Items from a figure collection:
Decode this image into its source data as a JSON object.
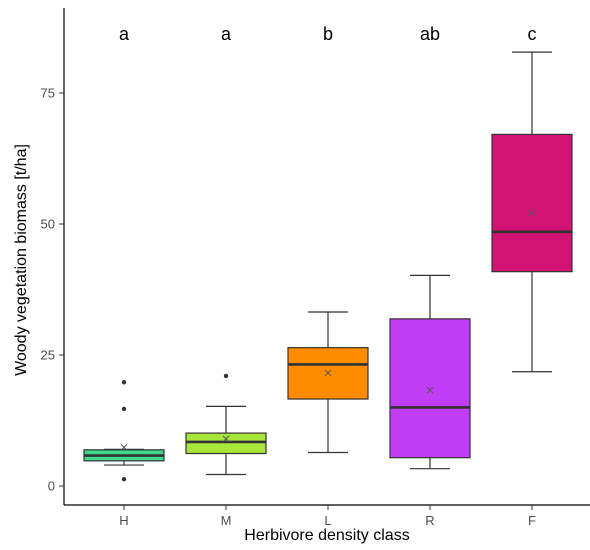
{
  "chart_data": {
    "type": "boxplot",
    "title": "",
    "xlabel": "Herbivore density class",
    "ylabel": "Woody vegetation biomass [t/ha]",
    "ylim": [
      -2,
      91
    ],
    "yticks": [
      0,
      25,
      50,
      75
    ],
    "grid": false,
    "legend": "none",
    "categories": [
      "H",
      "M",
      "L",
      "R",
      "F"
    ],
    "significance_letters": [
      "a",
      "a",
      "b",
      "ab",
      "c"
    ],
    "colors": [
      "#3fd98b",
      "#a8e63a",
      "#ff8c00",
      "#c03cf5",
      "#d21375"
    ],
    "boxes": [
      {
        "category": "H",
        "whisker_low": 4.0,
        "q1": 4.8,
        "median": 5.8,
        "q3": 6.9,
        "whisker_high": 7.0,
        "mean": 7.4,
        "outliers": [
          1.3,
          14.7,
          19.8
        ]
      },
      {
        "category": "M",
        "whisker_low": 2.2,
        "q1": 6.2,
        "median": 8.4,
        "q3": 10.1,
        "whisker_high": 15.2,
        "mean": 9.0,
        "outliers": [
          21.0
        ]
      },
      {
        "category": "L",
        "whisker_low": 6.4,
        "q1": 16.6,
        "median": 23.2,
        "q3": 26.4,
        "whisker_high": 33.2,
        "mean": 21.6,
        "outliers": []
      },
      {
        "category": "R",
        "whisker_low": 3.3,
        "q1": 5.4,
        "median": 15.0,
        "q3": 31.9,
        "whisker_high": 40.2,
        "mean": 18.3,
        "outliers": []
      },
      {
        "category": "F",
        "whisker_low": 21.8,
        "q1": 40.9,
        "median": 48.5,
        "q3": 67.1,
        "whisker_high": 82.8,
        "mean": 52.1,
        "outliers": []
      }
    ]
  }
}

Exercise: Copy every record above exactly as written, but leave out the pictures.

Output of the task:
Decode this image into its source data as a JSON object.
{
  "chart_data": {
    "type": "boxplot",
    "title": "",
    "xlabel": "Herbivore density class",
    "ylabel": "Woody vegetation biomass [t/ha]",
    "ylim": [
      -2,
      91
    ],
    "yticks": [
      0,
      25,
      50,
      75
    ],
    "grid": false,
    "legend": "none",
    "categories": [
      "H",
      "M",
      "L",
      "R",
      "F"
    ],
    "significance_letters": [
      "a",
      "a",
      "b",
      "ab",
      "c"
    ],
    "colors": [
      "#3fd98b",
      "#a8e63a",
      "#ff8c00",
      "#c03cf5",
      "#d21375"
    ],
    "boxes": [
      {
        "category": "H",
        "whisker_low": 4.0,
        "q1": 4.8,
        "median": 5.8,
        "q3": 6.9,
        "whisker_high": 7.0,
        "mean": 7.4,
        "outliers": [
          1.3,
          14.7,
          19.8
        ]
      },
      {
        "category": "M",
        "whisker_low": 2.2,
        "q1": 6.2,
        "median": 8.4,
        "q3": 10.1,
        "whisker_high": 15.2,
        "mean": 9.0,
        "outliers": [
          21.0
        ]
      },
      {
        "category": "L",
        "whisker_low": 6.4,
        "q1": 16.6,
        "median": 23.2,
        "q3": 26.4,
        "whisker_high": 33.2,
        "mean": 21.6,
        "outliers": []
      },
      {
        "category": "R",
        "whisker_low": 3.3,
        "q1": 5.4,
        "median": 15.0,
        "q3": 31.9,
        "whisker_high": 40.2,
        "mean": 18.3,
        "outliers": []
      },
      {
        "category": "F",
        "whisker_low": 21.8,
        "q1": 40.9,
        "median": 48.5,
        "q3": 67.1,
        "whisker_high": 82.8,
        "mean": 52.1,
        "outliers": []
      }
    ]
  }
}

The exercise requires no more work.